» WORK TO DO
Extract all lines from the data beneath that include the word "average".

-- Begin --

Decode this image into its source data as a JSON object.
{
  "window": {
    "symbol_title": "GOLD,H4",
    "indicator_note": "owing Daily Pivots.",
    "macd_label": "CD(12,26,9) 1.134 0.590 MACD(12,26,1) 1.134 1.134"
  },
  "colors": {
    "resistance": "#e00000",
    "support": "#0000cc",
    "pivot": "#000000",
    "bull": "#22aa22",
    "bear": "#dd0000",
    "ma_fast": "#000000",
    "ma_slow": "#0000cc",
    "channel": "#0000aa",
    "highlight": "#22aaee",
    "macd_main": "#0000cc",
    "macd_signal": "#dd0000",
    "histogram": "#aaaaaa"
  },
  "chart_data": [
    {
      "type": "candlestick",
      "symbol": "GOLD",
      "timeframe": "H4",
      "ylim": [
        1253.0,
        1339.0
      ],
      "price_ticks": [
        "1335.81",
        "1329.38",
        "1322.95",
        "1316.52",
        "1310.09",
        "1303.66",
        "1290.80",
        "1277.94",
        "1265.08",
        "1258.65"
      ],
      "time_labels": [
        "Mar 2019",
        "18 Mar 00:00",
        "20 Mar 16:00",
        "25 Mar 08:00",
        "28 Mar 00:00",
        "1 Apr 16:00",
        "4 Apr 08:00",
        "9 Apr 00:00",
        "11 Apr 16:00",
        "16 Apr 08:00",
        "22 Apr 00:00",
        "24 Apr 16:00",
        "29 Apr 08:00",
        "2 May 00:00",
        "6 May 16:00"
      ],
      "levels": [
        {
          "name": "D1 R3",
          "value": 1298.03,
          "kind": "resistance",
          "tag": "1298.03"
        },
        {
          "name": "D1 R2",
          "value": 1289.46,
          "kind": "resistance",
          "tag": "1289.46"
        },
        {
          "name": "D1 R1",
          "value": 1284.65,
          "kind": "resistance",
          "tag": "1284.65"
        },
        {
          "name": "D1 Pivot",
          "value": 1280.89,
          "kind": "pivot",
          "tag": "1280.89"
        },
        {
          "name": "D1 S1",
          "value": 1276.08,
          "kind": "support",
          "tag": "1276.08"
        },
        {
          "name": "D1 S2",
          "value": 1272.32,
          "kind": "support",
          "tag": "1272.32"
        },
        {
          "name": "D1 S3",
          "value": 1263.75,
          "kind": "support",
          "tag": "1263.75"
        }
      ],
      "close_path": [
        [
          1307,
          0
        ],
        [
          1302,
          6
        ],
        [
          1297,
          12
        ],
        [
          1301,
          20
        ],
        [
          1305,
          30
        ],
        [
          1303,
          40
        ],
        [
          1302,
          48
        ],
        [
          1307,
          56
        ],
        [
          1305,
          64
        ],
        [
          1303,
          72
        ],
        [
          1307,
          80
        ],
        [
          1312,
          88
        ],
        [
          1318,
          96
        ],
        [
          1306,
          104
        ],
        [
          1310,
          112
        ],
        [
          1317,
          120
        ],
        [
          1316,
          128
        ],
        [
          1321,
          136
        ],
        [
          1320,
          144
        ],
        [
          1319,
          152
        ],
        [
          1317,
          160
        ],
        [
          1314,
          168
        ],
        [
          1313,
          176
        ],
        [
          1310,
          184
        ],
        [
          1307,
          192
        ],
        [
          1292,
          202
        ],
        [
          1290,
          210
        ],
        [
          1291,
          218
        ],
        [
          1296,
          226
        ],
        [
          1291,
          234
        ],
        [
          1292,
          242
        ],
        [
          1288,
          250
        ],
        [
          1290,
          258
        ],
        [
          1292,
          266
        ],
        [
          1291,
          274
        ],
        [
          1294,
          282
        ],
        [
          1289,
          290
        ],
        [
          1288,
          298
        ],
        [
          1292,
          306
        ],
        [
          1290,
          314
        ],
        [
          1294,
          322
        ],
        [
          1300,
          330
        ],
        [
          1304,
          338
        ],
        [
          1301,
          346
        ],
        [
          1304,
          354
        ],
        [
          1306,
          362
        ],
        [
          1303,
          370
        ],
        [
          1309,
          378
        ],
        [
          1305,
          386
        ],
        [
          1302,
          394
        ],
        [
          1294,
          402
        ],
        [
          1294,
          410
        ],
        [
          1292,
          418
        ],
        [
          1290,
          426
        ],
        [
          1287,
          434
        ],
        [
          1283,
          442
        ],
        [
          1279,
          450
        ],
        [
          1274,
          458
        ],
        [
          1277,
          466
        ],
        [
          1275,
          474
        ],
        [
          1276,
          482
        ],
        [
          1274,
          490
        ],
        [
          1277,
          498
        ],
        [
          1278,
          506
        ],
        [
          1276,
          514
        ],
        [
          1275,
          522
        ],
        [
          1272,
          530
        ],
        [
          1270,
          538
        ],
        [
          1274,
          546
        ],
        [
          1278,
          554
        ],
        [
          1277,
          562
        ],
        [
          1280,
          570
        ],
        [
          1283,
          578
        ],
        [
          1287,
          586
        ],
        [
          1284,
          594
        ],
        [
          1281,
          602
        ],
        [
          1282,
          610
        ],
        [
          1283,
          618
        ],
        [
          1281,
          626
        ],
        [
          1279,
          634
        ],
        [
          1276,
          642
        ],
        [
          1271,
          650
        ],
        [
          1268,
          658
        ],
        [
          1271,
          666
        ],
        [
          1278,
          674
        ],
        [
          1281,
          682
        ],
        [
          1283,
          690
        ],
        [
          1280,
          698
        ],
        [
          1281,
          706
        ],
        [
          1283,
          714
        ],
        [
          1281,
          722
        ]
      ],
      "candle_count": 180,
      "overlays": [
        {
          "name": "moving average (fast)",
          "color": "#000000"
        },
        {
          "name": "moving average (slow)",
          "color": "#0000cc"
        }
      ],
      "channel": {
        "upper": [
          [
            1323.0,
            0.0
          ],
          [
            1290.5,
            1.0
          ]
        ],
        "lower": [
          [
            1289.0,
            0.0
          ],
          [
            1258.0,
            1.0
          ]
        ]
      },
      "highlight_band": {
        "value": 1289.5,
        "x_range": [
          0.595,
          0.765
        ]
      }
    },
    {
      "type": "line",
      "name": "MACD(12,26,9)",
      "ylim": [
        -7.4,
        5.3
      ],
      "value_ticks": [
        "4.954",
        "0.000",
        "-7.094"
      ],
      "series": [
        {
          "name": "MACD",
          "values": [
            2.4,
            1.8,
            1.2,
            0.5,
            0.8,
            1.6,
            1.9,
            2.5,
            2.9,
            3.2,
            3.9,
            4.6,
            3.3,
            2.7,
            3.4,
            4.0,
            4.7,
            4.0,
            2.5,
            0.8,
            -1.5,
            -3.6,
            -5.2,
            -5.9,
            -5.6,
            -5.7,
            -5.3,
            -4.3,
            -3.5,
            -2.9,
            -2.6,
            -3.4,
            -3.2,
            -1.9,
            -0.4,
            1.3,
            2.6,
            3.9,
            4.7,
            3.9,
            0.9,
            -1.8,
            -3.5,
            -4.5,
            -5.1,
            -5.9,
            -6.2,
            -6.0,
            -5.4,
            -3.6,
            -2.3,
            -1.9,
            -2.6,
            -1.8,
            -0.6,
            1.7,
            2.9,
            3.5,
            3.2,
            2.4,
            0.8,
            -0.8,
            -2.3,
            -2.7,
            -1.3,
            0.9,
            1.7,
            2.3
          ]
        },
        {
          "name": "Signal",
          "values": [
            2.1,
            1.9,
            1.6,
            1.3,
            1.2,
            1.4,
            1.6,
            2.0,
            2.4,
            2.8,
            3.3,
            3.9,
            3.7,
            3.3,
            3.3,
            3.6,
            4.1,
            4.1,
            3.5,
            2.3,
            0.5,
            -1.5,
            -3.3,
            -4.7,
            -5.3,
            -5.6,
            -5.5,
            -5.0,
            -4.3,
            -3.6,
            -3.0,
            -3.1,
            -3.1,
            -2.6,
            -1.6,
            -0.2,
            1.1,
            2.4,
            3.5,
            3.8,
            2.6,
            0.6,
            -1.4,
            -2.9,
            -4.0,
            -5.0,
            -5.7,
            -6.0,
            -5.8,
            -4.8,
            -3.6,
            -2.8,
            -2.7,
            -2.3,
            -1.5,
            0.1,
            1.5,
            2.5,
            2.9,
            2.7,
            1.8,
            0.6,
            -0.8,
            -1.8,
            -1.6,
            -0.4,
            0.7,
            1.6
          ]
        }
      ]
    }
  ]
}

-- End --

» WRITTEN ANSWER
          "name": "moving average (fast)",
          "name": "moving average (slow)",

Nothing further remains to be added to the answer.